OBJECTIVE —
Print every entry exactly as written.

((

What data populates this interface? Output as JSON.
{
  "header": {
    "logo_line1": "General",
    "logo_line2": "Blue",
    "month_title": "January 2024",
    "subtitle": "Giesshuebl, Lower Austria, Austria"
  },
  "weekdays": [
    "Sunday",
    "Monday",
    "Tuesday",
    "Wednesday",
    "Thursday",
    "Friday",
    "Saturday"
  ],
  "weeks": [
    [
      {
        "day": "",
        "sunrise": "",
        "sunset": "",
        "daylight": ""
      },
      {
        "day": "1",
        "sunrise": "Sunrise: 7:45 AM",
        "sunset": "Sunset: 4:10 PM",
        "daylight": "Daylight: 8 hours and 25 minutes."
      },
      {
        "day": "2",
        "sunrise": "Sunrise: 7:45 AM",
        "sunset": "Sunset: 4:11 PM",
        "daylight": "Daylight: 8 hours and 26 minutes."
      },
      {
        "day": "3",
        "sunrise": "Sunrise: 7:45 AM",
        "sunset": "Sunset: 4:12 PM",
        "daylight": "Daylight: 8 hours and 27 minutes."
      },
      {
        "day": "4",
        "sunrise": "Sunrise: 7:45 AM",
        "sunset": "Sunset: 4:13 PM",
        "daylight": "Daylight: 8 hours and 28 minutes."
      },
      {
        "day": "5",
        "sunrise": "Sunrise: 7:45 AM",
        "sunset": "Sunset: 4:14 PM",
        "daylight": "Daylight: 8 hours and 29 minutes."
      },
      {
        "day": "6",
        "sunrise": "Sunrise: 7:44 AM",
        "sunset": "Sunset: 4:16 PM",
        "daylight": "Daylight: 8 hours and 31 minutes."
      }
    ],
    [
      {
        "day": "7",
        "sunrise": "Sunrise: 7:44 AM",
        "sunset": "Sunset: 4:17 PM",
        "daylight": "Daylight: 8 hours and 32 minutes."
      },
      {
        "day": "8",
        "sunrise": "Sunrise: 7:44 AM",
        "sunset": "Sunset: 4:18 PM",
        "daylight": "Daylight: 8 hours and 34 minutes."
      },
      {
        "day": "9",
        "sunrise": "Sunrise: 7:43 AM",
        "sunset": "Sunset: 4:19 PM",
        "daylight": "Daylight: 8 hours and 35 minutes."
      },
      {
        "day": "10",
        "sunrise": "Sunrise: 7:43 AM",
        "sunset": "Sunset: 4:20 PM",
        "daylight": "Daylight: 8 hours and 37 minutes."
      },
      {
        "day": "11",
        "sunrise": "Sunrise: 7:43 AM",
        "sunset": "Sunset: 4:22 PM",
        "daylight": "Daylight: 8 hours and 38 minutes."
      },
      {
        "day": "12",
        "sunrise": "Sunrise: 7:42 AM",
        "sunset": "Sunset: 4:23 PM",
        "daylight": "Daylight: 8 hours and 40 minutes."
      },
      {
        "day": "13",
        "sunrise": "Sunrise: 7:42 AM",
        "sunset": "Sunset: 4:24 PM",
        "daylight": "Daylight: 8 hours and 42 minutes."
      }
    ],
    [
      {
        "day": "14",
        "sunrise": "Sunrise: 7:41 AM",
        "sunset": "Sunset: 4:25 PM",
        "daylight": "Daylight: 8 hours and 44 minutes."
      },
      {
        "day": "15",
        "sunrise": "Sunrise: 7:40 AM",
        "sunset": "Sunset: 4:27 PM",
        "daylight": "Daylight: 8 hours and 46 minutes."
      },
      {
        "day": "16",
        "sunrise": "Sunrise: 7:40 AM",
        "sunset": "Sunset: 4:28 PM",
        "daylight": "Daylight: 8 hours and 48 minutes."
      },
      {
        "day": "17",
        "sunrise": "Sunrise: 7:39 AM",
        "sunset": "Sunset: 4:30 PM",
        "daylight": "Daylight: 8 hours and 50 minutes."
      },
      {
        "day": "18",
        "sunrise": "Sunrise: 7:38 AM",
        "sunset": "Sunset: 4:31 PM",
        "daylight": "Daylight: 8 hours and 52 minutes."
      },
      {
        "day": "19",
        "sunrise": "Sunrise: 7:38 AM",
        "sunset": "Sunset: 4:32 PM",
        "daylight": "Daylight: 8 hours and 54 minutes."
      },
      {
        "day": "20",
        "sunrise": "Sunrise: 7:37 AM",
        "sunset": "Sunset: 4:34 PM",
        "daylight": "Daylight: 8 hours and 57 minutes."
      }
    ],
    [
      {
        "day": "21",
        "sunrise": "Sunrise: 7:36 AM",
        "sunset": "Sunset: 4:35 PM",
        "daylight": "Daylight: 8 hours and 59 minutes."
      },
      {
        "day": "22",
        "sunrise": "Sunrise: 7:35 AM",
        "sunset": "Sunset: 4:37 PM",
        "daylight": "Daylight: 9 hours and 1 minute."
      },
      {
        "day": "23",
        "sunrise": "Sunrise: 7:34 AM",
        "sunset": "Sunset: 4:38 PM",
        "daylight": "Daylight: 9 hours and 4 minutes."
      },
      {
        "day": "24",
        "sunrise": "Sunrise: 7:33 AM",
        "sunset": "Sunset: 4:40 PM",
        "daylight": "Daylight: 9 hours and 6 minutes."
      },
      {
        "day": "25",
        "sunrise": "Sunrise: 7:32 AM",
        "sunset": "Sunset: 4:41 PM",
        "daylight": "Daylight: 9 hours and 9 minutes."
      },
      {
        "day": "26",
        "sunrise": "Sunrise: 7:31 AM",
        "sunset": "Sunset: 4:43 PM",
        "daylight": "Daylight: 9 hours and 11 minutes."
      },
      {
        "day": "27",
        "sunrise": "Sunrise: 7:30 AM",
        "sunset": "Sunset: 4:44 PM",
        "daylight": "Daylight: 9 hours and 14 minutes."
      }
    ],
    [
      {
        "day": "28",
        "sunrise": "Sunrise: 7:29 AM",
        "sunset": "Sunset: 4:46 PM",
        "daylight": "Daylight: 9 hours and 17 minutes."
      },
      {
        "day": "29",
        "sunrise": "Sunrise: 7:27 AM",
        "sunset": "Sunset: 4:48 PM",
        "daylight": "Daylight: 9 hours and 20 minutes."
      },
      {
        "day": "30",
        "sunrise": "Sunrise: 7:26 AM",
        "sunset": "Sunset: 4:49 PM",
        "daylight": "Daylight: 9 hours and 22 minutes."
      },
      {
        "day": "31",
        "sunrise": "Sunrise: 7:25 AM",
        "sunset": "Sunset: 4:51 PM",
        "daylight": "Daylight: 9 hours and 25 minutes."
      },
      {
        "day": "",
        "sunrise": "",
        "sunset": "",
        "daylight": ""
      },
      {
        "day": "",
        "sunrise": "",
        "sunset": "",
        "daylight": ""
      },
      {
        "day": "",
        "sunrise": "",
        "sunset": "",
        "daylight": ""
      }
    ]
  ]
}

))

EXERCISE SOLUTION —
What data populates this interface? Output as JSON.
{
  "header": {
    "logo_line1": "General",
    "logo_line2": "Blue",
    "month_title": "January 2024",
    "subtitle": "Giesshuebl, Lower Austria, Austria"
  },
  "weekdays": [
    "Sunday",
    "Monday",
    "Tuesday",
    "Wednesday",
    "Thursday",
    "Friday",
    "Saturday"
  ],
  "weeks": [
    [
      {
        "day": "",
        "sunrise": "",
        "sunset": "",
        "daylight": ""
      },
      {
        "day": "1",
        "sunrise": "Sunrise: 7:45 AM",
        "sunset": "Sunset: 4:10 PM",
        "daylight": "Daylight: 8 hours and 25 minutes."
      },
      {
        "day": "2",
        "sunrise": "Sunrise: 7:45 AM",
        "sunset": "Sunset: 4:11 PM",
        "daylight": "Daylight: 8 hours and 26 minutes."
      },
      {
        "day": "3",
        "sunrise": "Sunrise: 7:45 AM",
        "sunset": "Sunset: 4:12 PM",
        "daylight": "Daylight: 8 hours and 27 minutes."
      },
      {
        "day": "4",
        "sunrise": "Sunrise: 7:45 AM",
        "sunset": "Sunset: 4:13 PM",
        "daylight": "Daylight: 8 hours and 28 minutes."
      },
      {
        "day": "5",
        "sunrise": "Sunrise: 7:45 AM",
        "sunset": "Sunset: 4:14 PM",
        "daylight": "Daylight: 8 hours and 29 minutes."
      },
      {
        "day": "6",
        "sunrise": "Sunrise: 7:44 AM",
        "sunset": "Sunset: 4:16 PM",
        "daylight": "Daylight: 8 hours and 31 minutes."
      }
    ],
    [
      {
        "day": "7",
        "sunrise": "Sunrise: 7:44 AM",
        "sunset": "Sunset: 4:17 PM",
        "daylight": "Daylight: 8 hours and 32 minutes."
      },
      {
        "day": "8",
        "sunrise": "Sunrise: 7:44 AM",
        "sunset": "Sunset: 4:18 PM",
        "daylight": "Daylight: 8 hours and 34 minutes."
      },
      {
        "day": "9",
        "sunrise": "Sunrise: 7:43 AM",
        "sunset": "Sunset: 4:19 PM",
        "daylight": "Daylight: 8 hours and 35 minutes."
      },
      {
        "day": "10",
        "sunrise": "Sunrise: 7:43 AM",
        "sunset": "Sunset: 4:20 PM",
        "daylight": "Daylight: 8 hours and 37 minutes."
      },
      {
        "day": "11",
        "sunrise": "Sunrise: 7:43 AM",
        "sunset": "Sunset: 4:22 PM",
        "daylight": "Daylight: 8 hours and 38 minutes."
      },
      {
        "day": "12",
        "sunrise": "Sunrise: 7:42 AM",
        "sunset": "Sunset: 4:23 PM",
        "daylight": "Daylight: 8 hours and 40 minutes."
      },
      {
        "day": "13",
        "sunrise": "Sunrise: 7:42 AM",
        "sunset": "Sunset: 4:24 PM",
        "daylight": "Daylight: 8 hours and 42 minutes."
      }
    ],
    [
      {
        "day": "14",
        "sunrise": "Sunrise: 7:41 AM",
        "sunset": "Sunset: 4:25 PM",
        "daylight": "Daylight: 8 hours and 44 minutes."
      },
      {
        "day": "15",
        "sunrise": "Sunrise: 7:40 AM",
        "sunset": "Sunset: 4:27 PM",
        "daylight": "Daylight: 8 hours and 46 minutes."
      },
      {
        "day": "16",
        "sunrise": "Sunrise: 7:40 AM",
        "sunset": "Sunset: 4:28 PM",
        "daylight": "Daylight: 8 hours and 48 minutes."
      },
      {
        "day": "17",
        "sunrise": "Sunrise: 7:39 AM",
        "sunset": "Sunset: 4:30 PM",
        "daylight": "Daylight: 8 hours and 50 minutes."
      },
      {
        "day": "18",
        "sunrise": "Sunrise: 7:38 AM",
        "sunset": "Sunset: 4:31 PM",
        "daylight": "Daylight: 8 hours and 52 minutes."
      },
      {
        "day": "19",
        "sunrise": "Sunrise: 7:38 AM",
        "sunset": "Sunset: 4:32 PM",
        "daylight": "Daylight: 8 hours and 54 minutes."
      },
      {
        "day": "20",
        "sunrise": "Sunrise: 7:37 AM",
        "sunset": "Sunset: 4:34 PM",
        "daylight": "Daylight: 8 hours and 57 minutes."
      }
    ],
    [
      {
        "day": "21",
        "sunrise": "Sunrise: 7:36 AM",
        "sunset": "Sunset: 4:35 PM",
        "daylight": "Daylight: 8 hours and 59 minutes."
      },
      {
        "day": "22",
        "sunrise": "Sunrise: 7:35 AM",
        "sunset": "Sunset: 4:37 PM",
        "daylight": "Daylight: 9 hours and 1 minute."
      },
      {
        "day": "23",
        "sunrise": "Sunrise: 7:34 AM",
        "sunset": "Sunset: 4:38 PM",
        "daylight": "Daylight: 9 hours and 4 minutes."
      },
      {
        "day": "24",
        "sunrise": "Sunrise: 7:33 AM",
        "sunset": "Sunset: 4:40 PM",
        "daylight": "Daylight: 9 hours and 6 minutes."
      },
      {
        "day": "25",
        "sunrise": "Sunrise: 7:32 AM",
        "sunset": "Sunset: 4:41 PM",
        "daylight": "Daylight: 9 hours and 9 minutes."
      },
      {
        "day": "26",
        "sunrise": "Sunrise: 7:31 AM",
        "sunset": "Sunset: 4:43 PM",
        "daylight": "Daylight: 9 hours and 11 minutes."
      },
      {
        "day": "27",
        "sunrise": "Sunrise: 7:30 AM",
        "sunset": "Sunset: 4:44 PM",
        "daylight": "Daylight: 9 hours and 14 minutes."
      }
    ],
    [
      {
        "day": "28",
        "sunrise": "Sunrise: 7:29 AM",
        "sunset": "Sunset: 4:46 PM",
        "daylight": "Daylight: 9 hours and 17 minutes."
      },
      {
        "day": "29",
        "sunrise": "Sunrise: 7:27 AM",
        "sunset": "Sunset: 4:48 PM",
        "daylight": "Daylight: 9 hours and 20 minutes."
      },
      {
        "day": "30",
        "sunrise": "Sunrise: 7:26 AM",
        "sunset": "Sunset: 4:49 PM",
        "daylight": "Daylight: 9 hours and 22 minutes."
      },
      {
        "day": "31",
        "sunrise": "Sunrise: 7:25 AM",
        "sunset": "Sunset: 4:51 PM",
        "daylight": "Daylight: 9 hours and 25 minutes."
      },
      {
        "day": "",
        "sunrise": "",
        "sunset": "",
        "daylight": ""
      },
      {
        "day": "",
        "sunrise": "",
        "sunset": "",
        "daylight": ""
      },
      {
        "day": "",
        "sunrise": "",
        "sunset": "",
        "daylight": ""
      }
    ]
  ]
}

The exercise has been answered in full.